==== AVAILABLE RECORDS ====

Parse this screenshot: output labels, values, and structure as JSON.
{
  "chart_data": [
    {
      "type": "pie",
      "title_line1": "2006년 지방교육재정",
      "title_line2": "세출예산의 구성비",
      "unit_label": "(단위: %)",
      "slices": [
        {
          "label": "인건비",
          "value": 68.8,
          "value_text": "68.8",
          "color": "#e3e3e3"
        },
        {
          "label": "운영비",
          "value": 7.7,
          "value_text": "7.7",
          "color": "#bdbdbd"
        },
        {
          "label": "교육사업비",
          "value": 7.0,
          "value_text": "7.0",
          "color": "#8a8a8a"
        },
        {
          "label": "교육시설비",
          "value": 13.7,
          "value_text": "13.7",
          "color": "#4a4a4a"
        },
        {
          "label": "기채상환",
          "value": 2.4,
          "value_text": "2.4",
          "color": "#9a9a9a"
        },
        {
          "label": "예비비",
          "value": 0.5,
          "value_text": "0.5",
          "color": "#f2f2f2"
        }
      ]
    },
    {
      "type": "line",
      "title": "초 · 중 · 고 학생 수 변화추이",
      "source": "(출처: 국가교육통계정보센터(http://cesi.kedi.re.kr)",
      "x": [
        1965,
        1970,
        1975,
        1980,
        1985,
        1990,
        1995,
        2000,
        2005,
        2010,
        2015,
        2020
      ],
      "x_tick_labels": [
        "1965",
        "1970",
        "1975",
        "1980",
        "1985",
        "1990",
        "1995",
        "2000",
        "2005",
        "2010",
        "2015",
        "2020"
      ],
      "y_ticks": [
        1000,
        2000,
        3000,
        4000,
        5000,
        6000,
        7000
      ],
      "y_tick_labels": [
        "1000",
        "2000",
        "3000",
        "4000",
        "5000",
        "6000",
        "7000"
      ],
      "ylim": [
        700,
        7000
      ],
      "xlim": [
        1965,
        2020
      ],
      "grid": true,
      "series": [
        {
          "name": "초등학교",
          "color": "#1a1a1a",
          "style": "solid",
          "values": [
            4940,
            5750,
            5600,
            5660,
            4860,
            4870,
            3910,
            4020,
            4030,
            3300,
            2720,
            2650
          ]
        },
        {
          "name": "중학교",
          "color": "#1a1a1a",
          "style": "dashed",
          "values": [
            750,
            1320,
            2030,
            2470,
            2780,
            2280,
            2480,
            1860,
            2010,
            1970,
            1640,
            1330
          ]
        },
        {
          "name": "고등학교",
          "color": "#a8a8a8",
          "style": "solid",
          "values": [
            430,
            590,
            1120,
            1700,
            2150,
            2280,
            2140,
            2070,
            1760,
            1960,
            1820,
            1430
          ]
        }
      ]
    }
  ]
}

====

» **WHAT TO PRODUCE**: Return every record, word for word.

» **WRITTEN ANSWER**:
Parse this screenshot: output labels, values, and structure as JSON.
{
  "chart_data": [
    {
      "type": "pie",
      "title_line1": "2006년 지방교육재정",
      "title_line2": "세출예산의 구성비",
      "unit_label": "(단위: %)",
      "slices": [
        {
          "label": "인건비",
          "value": 68.8,
          "value_text": "68.8",
          "color": "#e3e3e3"
        },
        {
          "label": "운영비",
          "value": 7.7,
          "value_text": "7.7",
          "color": "#bdbdbd"
        },
        {
          "label": "교육사업비",
          "value": 7.0,
          "value_text": "7.0",
          "color": "#8a8a8a"
        },
        {
          "label": "교육시설비",
          "value": 13.7,
          "value_text": "13.7",
          "color": "#4a4a4a"
        },
        {
          "label": "기채상환",
          "value": 2.4,
          "value_text": "2.4",
          "color": "#9a9a9a"
        },
        {
          "label": "예비비",
          "value": 0.5,
          "value_text": "0.5",
          "color": "#f2f2f2"
        }
      ]
    },
    {
      "type": "line",
      "title": "초 · 중 · 고 학생 수 변화추이",
      "source": "(출처: 국가교육통계정보센터(http://cesi.kedi.re.kr)",
      "x": [
        1965,
        1970,
        1975,
        1980,
        1985,
        1990,
        1995,
        2000,
        2005,
        2010,
        2015,
        2020
      ],
      "x_tick_labels": [
        "1965",
        "1970",
        "1975",
        "1980",
        "1985",
        "1990",
        "1995",
        "2000",
        "2005",
        "2010",
        "2015",
        "2020"
      ],
      "y_ticks": [
        1000,
        2000,
        3000,
        4000,
        5000,
        6000,
        7000
      ],
      "y_tick_labels": [
        "1000",
        "2000",
        "3000",
        "4000",
        "5000",
        "6000",
        "7000"
      ],
      "ylim": [
        700,
        7000
      ],
      "xlim": [
        1965,
        2020
      ],
      "grid": true,
      "series": [
        {
          "name": "초등학교",
          "color": "#1a1a1a",
          "style": "solid",
          "values": [
            4940,
            5750,
            5600,
            5660,
            4860,
            4870,
            3910,
            4020,
            4030,
            3300,
            2720,
            2650
          ]
        },
        {
          "name": "중학교",
          "color": "#1a1a1a",
          "style": "dashed",
          "values": [
            750,
            1320,
            2030,
            2470,
            2780,
            2280,
            2480,
            1860,
            2010,
            1970,
            1640,
            1330
          ]
        },
        {
          "name": "고등학교",
          "color": "#a8a8a8",
          "style": "solid",
          "values": [
            430,
            590,
            1120,
            1700,
            2150,
            2280,
            2140,
            2070,
            1760,
            1960,
            1820,
            1430
          ]
        }
      ]
    }
  ]
}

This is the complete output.